* Problem to work on:
From the listing below, pull out the lines that hold "interval".

* Figure data in JSON:

==============================

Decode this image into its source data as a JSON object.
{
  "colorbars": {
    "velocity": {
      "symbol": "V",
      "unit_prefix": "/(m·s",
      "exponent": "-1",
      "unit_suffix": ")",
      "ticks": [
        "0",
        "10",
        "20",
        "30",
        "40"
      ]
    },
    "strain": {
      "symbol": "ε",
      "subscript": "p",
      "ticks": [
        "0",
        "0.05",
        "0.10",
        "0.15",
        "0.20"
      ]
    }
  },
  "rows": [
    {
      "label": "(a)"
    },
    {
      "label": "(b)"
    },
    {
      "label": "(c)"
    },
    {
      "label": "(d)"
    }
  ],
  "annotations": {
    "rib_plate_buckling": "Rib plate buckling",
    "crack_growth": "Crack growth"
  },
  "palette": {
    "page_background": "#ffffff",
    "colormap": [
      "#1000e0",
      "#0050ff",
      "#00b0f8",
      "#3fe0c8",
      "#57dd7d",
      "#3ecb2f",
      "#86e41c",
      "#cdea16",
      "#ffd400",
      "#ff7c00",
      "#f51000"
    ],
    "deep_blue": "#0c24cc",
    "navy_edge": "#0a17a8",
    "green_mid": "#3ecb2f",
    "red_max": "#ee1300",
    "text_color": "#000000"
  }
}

==============================

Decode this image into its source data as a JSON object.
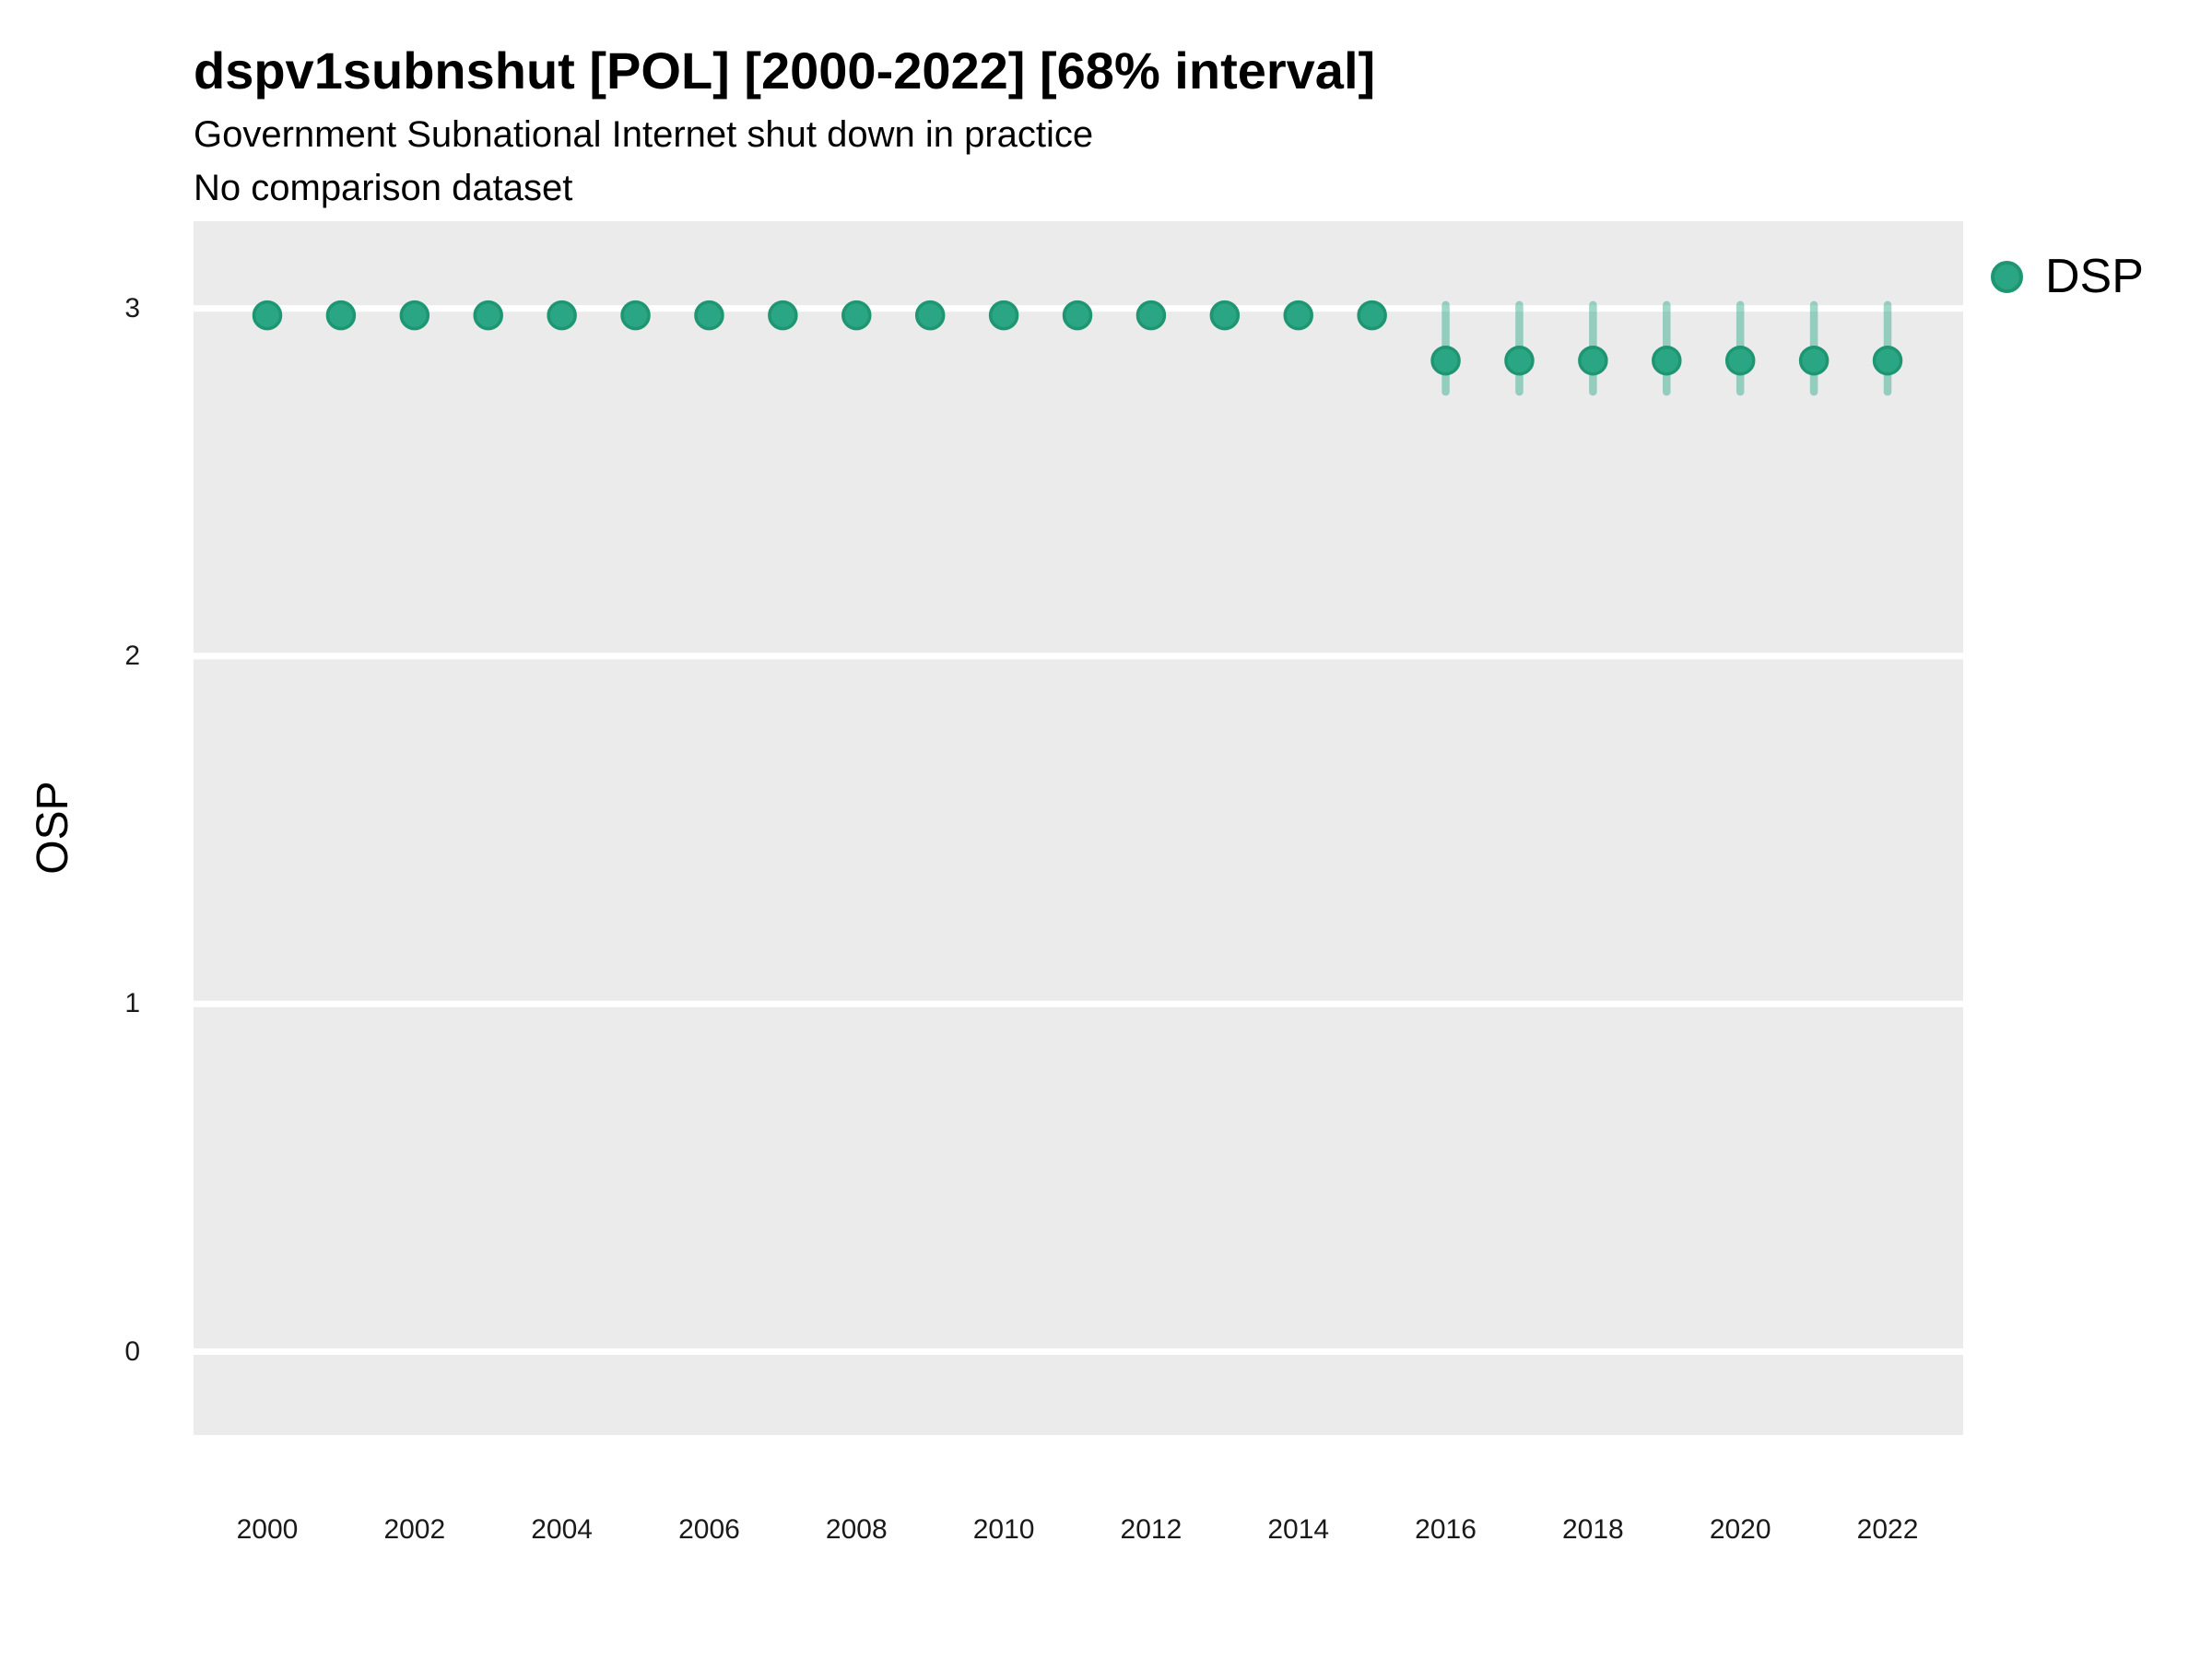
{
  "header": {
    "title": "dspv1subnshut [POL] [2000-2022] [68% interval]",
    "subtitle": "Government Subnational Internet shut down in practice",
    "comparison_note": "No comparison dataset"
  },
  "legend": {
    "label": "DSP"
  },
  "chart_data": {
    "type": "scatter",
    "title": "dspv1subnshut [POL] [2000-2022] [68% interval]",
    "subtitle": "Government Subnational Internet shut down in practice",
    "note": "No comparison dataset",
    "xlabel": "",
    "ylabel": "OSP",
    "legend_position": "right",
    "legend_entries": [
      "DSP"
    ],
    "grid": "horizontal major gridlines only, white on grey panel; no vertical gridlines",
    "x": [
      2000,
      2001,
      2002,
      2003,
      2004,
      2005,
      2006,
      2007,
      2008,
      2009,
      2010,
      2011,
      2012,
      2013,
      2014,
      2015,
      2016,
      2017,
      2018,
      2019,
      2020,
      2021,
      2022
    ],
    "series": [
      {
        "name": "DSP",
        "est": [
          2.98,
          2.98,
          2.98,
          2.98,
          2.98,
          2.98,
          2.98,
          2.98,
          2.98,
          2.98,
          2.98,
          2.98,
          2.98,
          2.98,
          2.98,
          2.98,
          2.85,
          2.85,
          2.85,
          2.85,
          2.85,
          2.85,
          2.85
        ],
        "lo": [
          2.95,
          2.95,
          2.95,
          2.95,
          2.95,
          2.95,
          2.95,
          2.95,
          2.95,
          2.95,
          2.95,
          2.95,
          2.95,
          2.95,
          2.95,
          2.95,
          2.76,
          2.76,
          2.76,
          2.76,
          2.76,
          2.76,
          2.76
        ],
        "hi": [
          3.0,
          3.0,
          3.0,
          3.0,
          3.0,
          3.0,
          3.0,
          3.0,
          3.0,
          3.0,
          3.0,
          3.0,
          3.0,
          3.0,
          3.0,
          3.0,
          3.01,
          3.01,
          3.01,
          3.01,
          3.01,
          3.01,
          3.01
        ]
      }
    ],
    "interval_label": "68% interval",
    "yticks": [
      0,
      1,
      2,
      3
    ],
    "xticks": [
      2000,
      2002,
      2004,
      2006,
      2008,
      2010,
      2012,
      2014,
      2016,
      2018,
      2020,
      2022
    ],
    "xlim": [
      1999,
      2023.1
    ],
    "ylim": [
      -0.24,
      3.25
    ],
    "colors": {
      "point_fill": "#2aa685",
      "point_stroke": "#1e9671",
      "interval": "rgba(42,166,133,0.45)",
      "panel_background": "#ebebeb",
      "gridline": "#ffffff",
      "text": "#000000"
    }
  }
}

==============================

* Expected answer:
    "title": "dspv1subnshut [POL] [2000-2022] [68% interval]",
    "title": "dspv1subnshut [POL] [2000-2022] [68% interval]",
    "interval_label": "68% interval",
      "interval": "rgba(42,166,133,0.45)",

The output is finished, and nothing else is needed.